--- Begin Dataset excerpts ---
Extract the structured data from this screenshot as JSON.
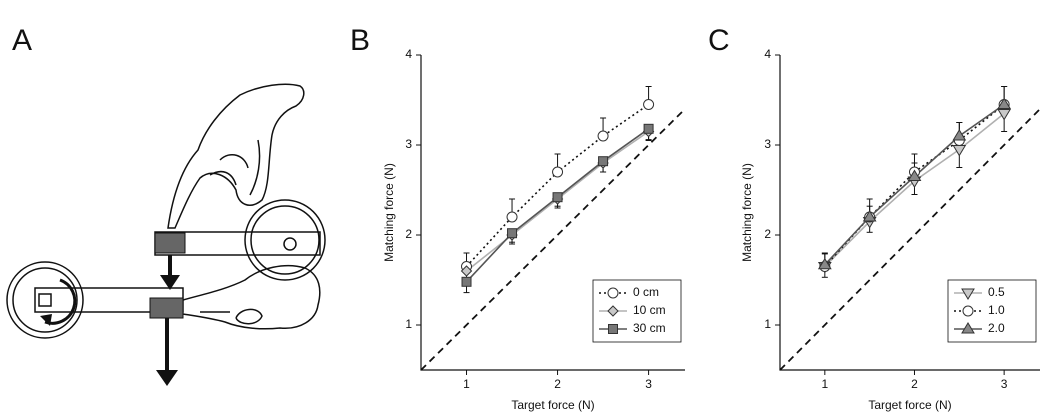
{
  "panel_a": {
    "label": "A"
  },
  "chart_data": [
    {
      "type": "line",
      "panel": "B",
      "xlabel": "Target force (N)",
      "ylabel": "Matching force (N)",
      "x": [
        1,
        1.5,
        2,
        2.5,
        3
      ],
      "xlim": [
        0.5,
        3.4
      ],
      "ylim": [
        0.5,
        4
      ],
      "xticks": [
        1,
        2,
        3
      ],
      "yticks": [
        1,
        2,
        3,
        4
      ],
      "identity_line": true,
      "legend": "lower right",
      "series": [
        {
          "name": "0 cm",
          "color": "#ffffff",
          "line_color": "#111111",
          "line_style": "dotted",
          "marker": "circle",
          "error_direction": "up",
          "values": [
            1.65,
            2.2,
            2.7,
            3.1,
            3.45
          ],
          "errors": [
            0.15,
            0.2,
            0.2,
            0.2,
            0.2
          ]
        },
        {
          "name": "10 cm",
          "color": "#c8c8c8",
          "line_color": "#b0b0b0",
          "line_style": "solid",
          "marker": "diamond",
          "error_direction": "down",
          "values": [
            1.6,
            2.0,
            2.4,
            2.8,
            3.15
          ],
          "errors": [
            0.1,
            0.1,
            0.1,
            0.1,
            0.1
          ]
        },
        {
          "name": "30 cm",
          "color": "#777777",
          "line_color": "#555555",
          "line_style": "solid",
          "marker": "square",
          "error_direction": "down",
          "values": [
            1.48,
            2.02,
            2.42,
            2.82,
            3.18
          ],
          "errors": [
            0.12,
            0.1,
            0.1,
            0.12,
            0.12
          ]
        }
      ]
    },
    {
      "type": "line",
      "panel": "C",
      "xlabel": "Target force (N)",
      "ylabel": "Matching force (N)",
      "x": [
        1,
        1.5,
        2,
        2.5,
        3
      ],
      "xlim": [
        0.5,
        3.4
      ],
      "ylim": [
        0.5,
        4
      ],
      "xticks": [
        1,
        2,
        3
      ],
      "yticks": [
        1,
        2,
        3,
        4
      ],
      "identity_line": true,
      "legend": "lower right",
      "series": [
        {
          "name": "0.5",
          "color": "#c8c8c8",
          "line_color": "#b0b0b0",
          "line_style": "solid",
          "marker": "triangle-down",
          "error_direction": "down",
          "values": [
            1.65,
            2.15,
            2.6,
            2.95,
            3.35
          ],
          "errors": [
            0.12,
            0.12,
            0.15,
            0.2,
            0.2
          ]
        },
        {
          "name": "1.0",
          "color": "#ffffff",
          "line_color": "#111111",
          "line_style": "dotted",
          "marker": "circle",
          "error_direction": "up",
          "values": [
            1.65,
            2.2,
            2.7,
            3.05,
            3.45
          ],
          "errors": [
            0.15,
            0.2,
            0.2,
            0.2,
            0.2
          ]
        },
        {
          "name": "2.0",
          "color": "#888888",
          "line_color": "#555555",
          "line_style": "solid",
          "marker": "triangle-up",
          "error_direction": "up",
          "values": [
            1.67,
            2.2,
            2.65,
            3.1,
            3.45
          ],
          "errors": [
            0.12,
            0.12,
            0.15,
            0.15,
            0.2
          ]
        }
      ]
    }
  ]
}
--- End Dataset excerpts ---
→ **What you will do**: Repeat the data exactly, dropping every picture it holds.

→ **Response to this exercise**:
Extract the structured data from this screenshot as JSON.
{
  "panel_a": {
    "label": "A"
  },
  "chart_data": [
    {
      "type": "line",
      "panel": "B",
      "xlabel": "Target force (N)",
      "ylabel": "Matching force (N)",
      "x": [
        1,
        1.5,
        2,
        2.5,
        3
      ],
      "xlim": [
        0.5,
        3.4
      ],
      "ylim": [
        0.5,
        4
      ],
      "xticks": [
        1,
        2,
        3
      ],
      "yticks": [
        1,
        2,
        3,
        4
      ],
      "identity_line": true,
      "legend": "lower right",
      "series": [
        {
          "name": "0 cm",
          "color": "#ffffff",
          "line_color": "#111111",
          "line_style": "dotted",
          "marker": "circle",
          "error_direction": "up",
          "values": [
            1.65,
            2.2,
            2.7,
            3.1,
            3.45
          ],
          "errors": [
            0.15,
            0.2,
            0.2,
            0.2,
            0.2
          ]
        },
        {
          "name": "10 cm",
          "color": "#c8c8c8",
          "line_color": "#b0b0b0",
          "line_style": "solid",
          "marker": "diamond",
          "error_direction": "down",
          "values": [
            1.6,
            2.0,
            2.4,
            2.8,
            3.15
          ],
          "errors": [
            0.1,
            0.1,
            0.1,
            0.1,
            0.1
          ]
        },
        {
          "name": "30 cm",
          "color": "#777777",
          "line_color": "#555555",
          "line_style": "solid",
          "marker": "square",
          "error_direction": "down",
          "values": [
            1.48,
            2.02,
            2.42,
            2.82,
            3.18
          ],
          "errors": [
            0.12,
            0.1,
            0.1,
            0.12,
            0.12
          ]
        }
      ]
    },
    {
      "type": "line",
      "panel": "C",
      "xlabel": "Target force (N)",
      "ylabel": "Matching force (N)",
      "x": [
        1,
        1.5,
        2,
        2.5,
        3
      ],
      "xlim": [
        0.5,
        3.4
      ],
      "ylim": [
        0.5,
        4
      ],
      "xticks": [
        1,
        2,
        3
      ],
      "yticks": [
        1,
        2,
        3,
        4
      ],
      "identity_line": true,
      "legend": "lower right",
      "series": [
        {
          "name": "0.5",
          "color": "#c8c8c8",
          "line_color": "#b0b0b0",
          "line_style": "solid",
          "marker": "triangle-down",
          "error_direction": "down",
          "values": [
            1.65,
            2.15,
            2.6,
            2.95,
            3.35
          ],
          "errors": [
            0.12,
            0.12,
            0.15,
            0.2,
            0.2
          ]
        },
        {
          "name": "1.0",
          "color": "#ffffff",
          "line_color": "#111111",
          "line_style": "dotted",
          "marker": "circle",
          "error_direction": "up",
          "values": [
            1.65,
            2.2,
            2.7,
            3.05,
            3.45
          ],
          "errors": [
            0.15,
            0.2,
            0.2,
            0.2,
            0.2
          ]
        },
        {
          "name": "2.0",
          "color": "#888888",
          "line_color": "#555555",
          "line_style": "solid",
          "marker": "triangle-up",
          "error_direction": "up",
          "values": [
            1.67,
            2.2,
            2.65,
            3.1,
            3.45
          ],
          "errors": [
            0.12,
            0.12,
            0.15,
            0.15,
            0.2
          ]
        }
      ]
    }
  ]
}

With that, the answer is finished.